Elles sont une trentaine à surveiller l’activité sismique 24 heures sur 24, et au cas où l'on soupçonne un événement imminent, nos équipes se rendent sur place.

Dans la région d’Al Hoceima, il y a plusieurs stations autonomes qui disposent de capteurs sismiques, qui envoient par satellite et en temps réel à Rabat toutes les données nécessaires.

- Y a-t-il d’autres régions à risque qui nécessitent une surveillance permanente ?

- Oui, et cela s’explique par le fait que l’histoire de la sismicité au Maroc nous signale des tremblements de terre très anciens disséminés sur l’ensemble du territoire national.

- Tout le Maroc est donc sujet à des risque de séismes importants...

* [TRAVAIL DEMANDÉ] Renvoyez, s'il vous plaît, le passage du texte sur la surveillance sismique qui va de « Elles sont une » jusqu'à « du territoire national. », sans y changer un mot.

* [Entrées de données]
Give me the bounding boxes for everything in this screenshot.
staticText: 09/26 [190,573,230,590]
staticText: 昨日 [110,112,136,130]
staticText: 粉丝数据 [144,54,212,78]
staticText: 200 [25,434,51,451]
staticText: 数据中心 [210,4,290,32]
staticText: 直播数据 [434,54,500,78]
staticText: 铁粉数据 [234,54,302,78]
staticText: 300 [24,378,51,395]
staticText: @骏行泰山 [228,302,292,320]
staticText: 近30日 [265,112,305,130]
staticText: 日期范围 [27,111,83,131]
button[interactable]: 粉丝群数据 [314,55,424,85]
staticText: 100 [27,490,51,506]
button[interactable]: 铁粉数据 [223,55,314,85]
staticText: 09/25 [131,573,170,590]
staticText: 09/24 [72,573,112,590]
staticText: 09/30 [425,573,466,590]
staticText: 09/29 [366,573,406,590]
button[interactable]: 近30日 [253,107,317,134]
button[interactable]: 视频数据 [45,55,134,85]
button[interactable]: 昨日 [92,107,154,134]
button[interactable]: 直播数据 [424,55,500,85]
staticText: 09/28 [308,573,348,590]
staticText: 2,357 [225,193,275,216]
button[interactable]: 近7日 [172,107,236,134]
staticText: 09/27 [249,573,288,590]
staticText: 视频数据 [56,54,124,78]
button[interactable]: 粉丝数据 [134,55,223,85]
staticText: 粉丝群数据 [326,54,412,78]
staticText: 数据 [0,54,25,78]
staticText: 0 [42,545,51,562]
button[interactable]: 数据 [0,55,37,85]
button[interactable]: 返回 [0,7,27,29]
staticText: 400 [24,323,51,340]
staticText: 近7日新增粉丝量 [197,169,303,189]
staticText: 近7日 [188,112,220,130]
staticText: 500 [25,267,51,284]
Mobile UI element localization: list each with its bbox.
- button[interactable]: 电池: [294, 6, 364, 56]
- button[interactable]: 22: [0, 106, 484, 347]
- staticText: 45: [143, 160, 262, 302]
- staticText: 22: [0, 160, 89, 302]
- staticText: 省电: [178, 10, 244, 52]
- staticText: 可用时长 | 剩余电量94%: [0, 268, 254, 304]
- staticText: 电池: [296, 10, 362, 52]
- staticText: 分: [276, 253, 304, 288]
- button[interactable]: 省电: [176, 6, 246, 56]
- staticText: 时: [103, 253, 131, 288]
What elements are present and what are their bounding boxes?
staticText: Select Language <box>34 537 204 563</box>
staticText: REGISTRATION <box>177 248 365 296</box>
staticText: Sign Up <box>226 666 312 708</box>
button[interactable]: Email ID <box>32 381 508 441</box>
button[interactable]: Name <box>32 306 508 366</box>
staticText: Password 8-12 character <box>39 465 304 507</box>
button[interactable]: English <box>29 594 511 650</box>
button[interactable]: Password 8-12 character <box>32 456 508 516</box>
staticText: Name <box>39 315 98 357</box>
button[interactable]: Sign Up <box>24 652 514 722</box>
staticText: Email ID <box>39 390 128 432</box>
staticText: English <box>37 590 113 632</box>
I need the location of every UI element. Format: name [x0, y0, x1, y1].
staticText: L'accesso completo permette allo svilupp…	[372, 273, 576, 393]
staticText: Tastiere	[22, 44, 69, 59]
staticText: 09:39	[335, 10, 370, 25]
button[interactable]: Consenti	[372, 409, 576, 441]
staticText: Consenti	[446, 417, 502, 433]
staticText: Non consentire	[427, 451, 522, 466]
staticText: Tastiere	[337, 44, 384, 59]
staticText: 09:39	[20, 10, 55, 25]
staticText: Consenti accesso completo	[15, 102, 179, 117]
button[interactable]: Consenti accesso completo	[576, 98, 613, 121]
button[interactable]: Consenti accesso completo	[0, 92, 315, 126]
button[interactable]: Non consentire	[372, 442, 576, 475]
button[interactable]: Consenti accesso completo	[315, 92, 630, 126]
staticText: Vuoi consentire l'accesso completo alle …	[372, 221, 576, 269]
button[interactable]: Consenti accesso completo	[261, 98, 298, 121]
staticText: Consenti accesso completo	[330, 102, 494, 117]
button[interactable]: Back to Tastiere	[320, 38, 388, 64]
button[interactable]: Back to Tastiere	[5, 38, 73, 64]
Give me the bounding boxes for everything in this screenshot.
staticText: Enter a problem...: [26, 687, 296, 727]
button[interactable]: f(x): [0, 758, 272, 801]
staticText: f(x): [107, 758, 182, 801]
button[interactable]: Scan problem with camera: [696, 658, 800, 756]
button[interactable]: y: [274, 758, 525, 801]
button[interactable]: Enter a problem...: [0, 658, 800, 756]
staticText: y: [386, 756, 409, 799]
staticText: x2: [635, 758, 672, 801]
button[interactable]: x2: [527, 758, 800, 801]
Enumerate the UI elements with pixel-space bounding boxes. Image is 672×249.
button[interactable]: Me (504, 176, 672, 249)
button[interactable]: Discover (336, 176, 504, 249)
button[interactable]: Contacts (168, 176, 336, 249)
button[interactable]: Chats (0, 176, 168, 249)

* [SOLUTION DU PROBLÈME]
Elles sont une trentaine à surveiller l’activité sismique 24 heures sur 24, et au cas où l'on soupçonne un événement imminent, nos équipes se rendent sur place.

Dans la région d’Al Hoceima, il y a plusieurs stations autonomes qui disposent de capteurs sismiques, qui envoient par satellite et en temps réel à Rabat toutes les données nécessaires.

- Y a-t-il d’autres régions à risque qui nécessitent une surveillance permanente ?

- Oui, et cela s’explique par le fait que l’histoire de la sismicité au Maroc nous signale des tremblements de terre très anciens disséminés sur l’ensemble du territoire national.